TEXTE DU DOCUMENT>

#####

Source : P. Junghans

Propriétaires et services de communication limitent l’influence

2 L’influence des journalistes économiques semble subordonnée d’abord en raison de facteurs économiques. Certains journalistes de notre échantillon ont spontanément cité le poids des propriétaires des médias qui font passer les choix économiques de leurs groupes avant la mission d’informer. Ils ont également souligné le rôle des directeurs de la rédaction, souvent membres des comités exécutifs des entreprises de presse, qui prennent en compte d’autres éléments, notamment économiques, que ceux strictement liés à la production d’information. De cette nouvelle position des directeurs de rédaction, les journalistes de l’échantillon soulignent la grande solitude dans laquelle ils se trouvent, l’absence des hiérarchies pour les protéger ou discuter avec eux. Ils se retrouvent seuls face à leurs responsabilités, sans la force du groupe de travail et le poids du média, réduisant ainsi leur influence. En revanche, la publicité ne semble pas tellement peser, comme le confirme une étude comparative entre les situations américaine et française [1].

3 La subordination du journaliste tient également à la puissance des services de communication des entreprises. En apparence très respectueux de la liberté de la presse, ils favorisent l’accès des journalistes à l’entreprise et à la parole du dirigeant ». Mais, en réalité, les journalistes sont confrontés à une opacité croissante des entreprises [2]. Plus subtilement, les journalistes sont menacés, si leur attitude est jugée négative, de ne plus obtenir d’informations, ce qui conduit à la « mort professionnelle » [3]. L’influence du journaliste est mise au service de l’entreprise. Notre recherche de terrain confirme le pouvoir essentiel des services de communication.

4 Le temps et les moyens consacrés au traitement des sources se réduisent drastiquement pour amoindrir la capacité des journalistes à produire une information de qualité et indépendante [4]. Les journalistes interrogés soulignent qu’ils ne peuvent acquérir une influence autonome que s’ils parviennent à développer leur réseau de sources. Or, cela demande du temps qui devient rare. Aussi, les journalistes dépendent de plus en plus de leurs sources qui décryptent pour eux les informations.

L’autonomie du journaliste dépend de lui-même

5 Cependant, le journaliste économique dispose toujours d’importants espaces d’autonomie. Cela tient d’abord à l’existence d’une ligne éditoriale forte [5] qui participe à la crédibilité des articles et donc à l’influence du média, en ce que les lecteurs peuvent déterminer comment l’information est recueillie et traitée. La résistance aux pressions des propriétaires et des services de communication est possible dans des rédactions structurées.

#####

DONNÉES ENREGISTRÉES>
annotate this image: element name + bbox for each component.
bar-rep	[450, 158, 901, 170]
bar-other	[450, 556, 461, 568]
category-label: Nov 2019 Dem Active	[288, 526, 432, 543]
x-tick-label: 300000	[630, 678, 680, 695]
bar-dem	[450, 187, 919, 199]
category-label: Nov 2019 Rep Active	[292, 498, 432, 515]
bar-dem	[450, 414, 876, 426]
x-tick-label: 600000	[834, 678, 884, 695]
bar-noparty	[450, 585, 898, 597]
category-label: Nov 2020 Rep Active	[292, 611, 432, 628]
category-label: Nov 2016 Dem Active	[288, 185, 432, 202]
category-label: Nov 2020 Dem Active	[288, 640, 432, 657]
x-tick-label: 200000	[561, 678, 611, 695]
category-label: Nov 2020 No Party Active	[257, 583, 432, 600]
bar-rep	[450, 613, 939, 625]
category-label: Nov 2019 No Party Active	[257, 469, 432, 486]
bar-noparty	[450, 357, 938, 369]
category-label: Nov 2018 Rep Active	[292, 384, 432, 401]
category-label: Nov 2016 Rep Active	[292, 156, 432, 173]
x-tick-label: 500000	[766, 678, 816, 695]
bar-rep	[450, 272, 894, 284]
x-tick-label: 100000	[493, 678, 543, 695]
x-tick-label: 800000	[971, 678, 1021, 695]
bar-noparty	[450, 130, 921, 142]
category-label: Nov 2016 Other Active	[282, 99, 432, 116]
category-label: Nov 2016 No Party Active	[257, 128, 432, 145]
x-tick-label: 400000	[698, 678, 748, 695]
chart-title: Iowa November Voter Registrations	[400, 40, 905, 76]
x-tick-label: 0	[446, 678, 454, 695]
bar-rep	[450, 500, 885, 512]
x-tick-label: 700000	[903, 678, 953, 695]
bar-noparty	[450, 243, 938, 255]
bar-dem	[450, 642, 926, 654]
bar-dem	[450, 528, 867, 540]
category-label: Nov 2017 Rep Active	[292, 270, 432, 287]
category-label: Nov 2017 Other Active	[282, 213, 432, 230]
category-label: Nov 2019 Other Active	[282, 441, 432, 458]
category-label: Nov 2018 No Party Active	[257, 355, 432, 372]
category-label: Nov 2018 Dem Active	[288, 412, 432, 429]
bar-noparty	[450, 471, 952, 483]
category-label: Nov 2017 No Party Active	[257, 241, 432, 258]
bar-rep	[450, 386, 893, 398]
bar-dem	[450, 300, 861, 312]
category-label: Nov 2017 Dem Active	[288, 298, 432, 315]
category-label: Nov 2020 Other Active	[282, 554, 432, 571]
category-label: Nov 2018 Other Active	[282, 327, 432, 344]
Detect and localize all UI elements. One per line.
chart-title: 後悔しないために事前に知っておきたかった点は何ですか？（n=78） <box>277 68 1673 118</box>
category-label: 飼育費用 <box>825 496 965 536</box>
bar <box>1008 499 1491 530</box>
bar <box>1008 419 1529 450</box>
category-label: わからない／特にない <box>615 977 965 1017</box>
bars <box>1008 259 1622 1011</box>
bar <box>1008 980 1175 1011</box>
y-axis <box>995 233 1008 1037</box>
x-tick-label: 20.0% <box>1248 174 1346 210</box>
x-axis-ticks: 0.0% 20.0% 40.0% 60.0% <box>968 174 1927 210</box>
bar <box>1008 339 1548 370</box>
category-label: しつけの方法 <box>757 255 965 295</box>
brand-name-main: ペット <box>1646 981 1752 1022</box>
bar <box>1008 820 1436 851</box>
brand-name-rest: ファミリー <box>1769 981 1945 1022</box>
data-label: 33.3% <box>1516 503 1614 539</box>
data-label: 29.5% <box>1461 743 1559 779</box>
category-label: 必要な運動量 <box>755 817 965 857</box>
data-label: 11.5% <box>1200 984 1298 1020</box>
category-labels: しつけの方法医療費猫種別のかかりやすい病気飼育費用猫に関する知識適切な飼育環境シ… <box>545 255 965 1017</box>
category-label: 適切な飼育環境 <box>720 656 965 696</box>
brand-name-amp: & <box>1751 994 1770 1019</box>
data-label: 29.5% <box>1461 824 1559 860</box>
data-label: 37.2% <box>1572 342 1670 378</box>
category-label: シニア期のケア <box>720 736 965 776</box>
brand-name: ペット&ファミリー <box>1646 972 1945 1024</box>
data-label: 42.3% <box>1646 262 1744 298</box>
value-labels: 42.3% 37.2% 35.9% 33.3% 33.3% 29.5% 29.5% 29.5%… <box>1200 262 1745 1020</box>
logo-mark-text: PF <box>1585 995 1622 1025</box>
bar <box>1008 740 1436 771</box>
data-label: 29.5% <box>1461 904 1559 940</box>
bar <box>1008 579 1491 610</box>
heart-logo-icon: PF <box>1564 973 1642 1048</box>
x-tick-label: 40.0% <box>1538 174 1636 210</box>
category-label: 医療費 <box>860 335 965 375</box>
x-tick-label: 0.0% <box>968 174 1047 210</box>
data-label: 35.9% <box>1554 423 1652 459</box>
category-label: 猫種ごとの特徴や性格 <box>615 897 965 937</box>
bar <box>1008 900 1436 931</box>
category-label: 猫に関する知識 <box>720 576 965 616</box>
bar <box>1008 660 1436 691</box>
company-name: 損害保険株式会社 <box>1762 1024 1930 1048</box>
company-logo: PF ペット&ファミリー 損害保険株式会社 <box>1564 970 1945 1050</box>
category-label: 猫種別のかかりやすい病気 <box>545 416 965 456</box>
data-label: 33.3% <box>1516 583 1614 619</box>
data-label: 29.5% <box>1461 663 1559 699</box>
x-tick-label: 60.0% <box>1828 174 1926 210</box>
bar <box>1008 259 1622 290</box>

#####

EXERCICE PROPOSÉ 1>
Répondez à ces questions sur le texte consacré à l'influence des journalistes économiques :
(a) Qu'est-ce qui ne semble pas tellement peser sur cette influence ?
(b) Que risquent les journalistes dont l'attitude est jugée négative ?
(c) Que doivent-ils parvenir à développer pour acquérir une influence autonome ?
EXERCICE PROPOSÉ 2> Poursuivez le texte sur l'influence des journalistes économiques à partir de sa dernière phrase.
La liste ne joue aucun rôle dans cet exercice.

BONNE RÉPONSE 1>
(a) La publicité.
(b) Ils risquent de ne plus obtenir d'informations, ce qui conduit à la « mort professionnelle ».
(c) Leur réseau de sources.

BONNE RÉPONSE 2>
6 Surtout, l’influence du journaliste repose d’abord sur lui-même, par la conscience qu’il a de son rôle. Les journalistes sont convaincus que leurs articles ont une influence sur leurs lecteurs par leur effet pédagogique. Ils affirment qu’ils disposent d’un vrai pouvoir. Ceux travaillant en télévision et en presse quotidienne ou en agence soulignent qu’un « papier » négatif déclenche une chute ou une hausse immédiate du cours de bourse ou des réactions gouvernementales.

7 C’est le journaliste qui, seul, décide de publier certains faits qu’il pense mériter d’être portés à la connaissance du public même s’ils mettent en cause certains pouvoirs [6]. Tout dépend alors de sa déontologie. Dans notre enquête, nous avons décidé de tester le facteur essentiel de l’indépendance et du respect de l’autonomie par deux questions. En ce qui concerne l’acceptation de cadeaux coûteux, les journalistes de l’échantillon affirment qu’ils n’en reçoivent pas. En effet, les entreprises ont moins d’argent pour en distribuer. Surtout, leur acceptation est de plus en plus déconsidérée dans les rédactions.

8 En ce qui concerne la publication d’articles, tous affirment qu’il faut publier une information même si elle a des conséquences dommageables pour l’entreprise. Confrontés à cette situation, ils seraient toutefois incités à travailler encore plus pour vérifier cette information. Le facteur négatif « temps de travail » peut être contrebalancé par une activité accrue des journalistes, notamment des jeunes et des membres de rédaction à ligne éditoriale forte, comme l’ont indiqué certains membres de notre échantillon [7], citant à plusieurs reprises le site Mediapart.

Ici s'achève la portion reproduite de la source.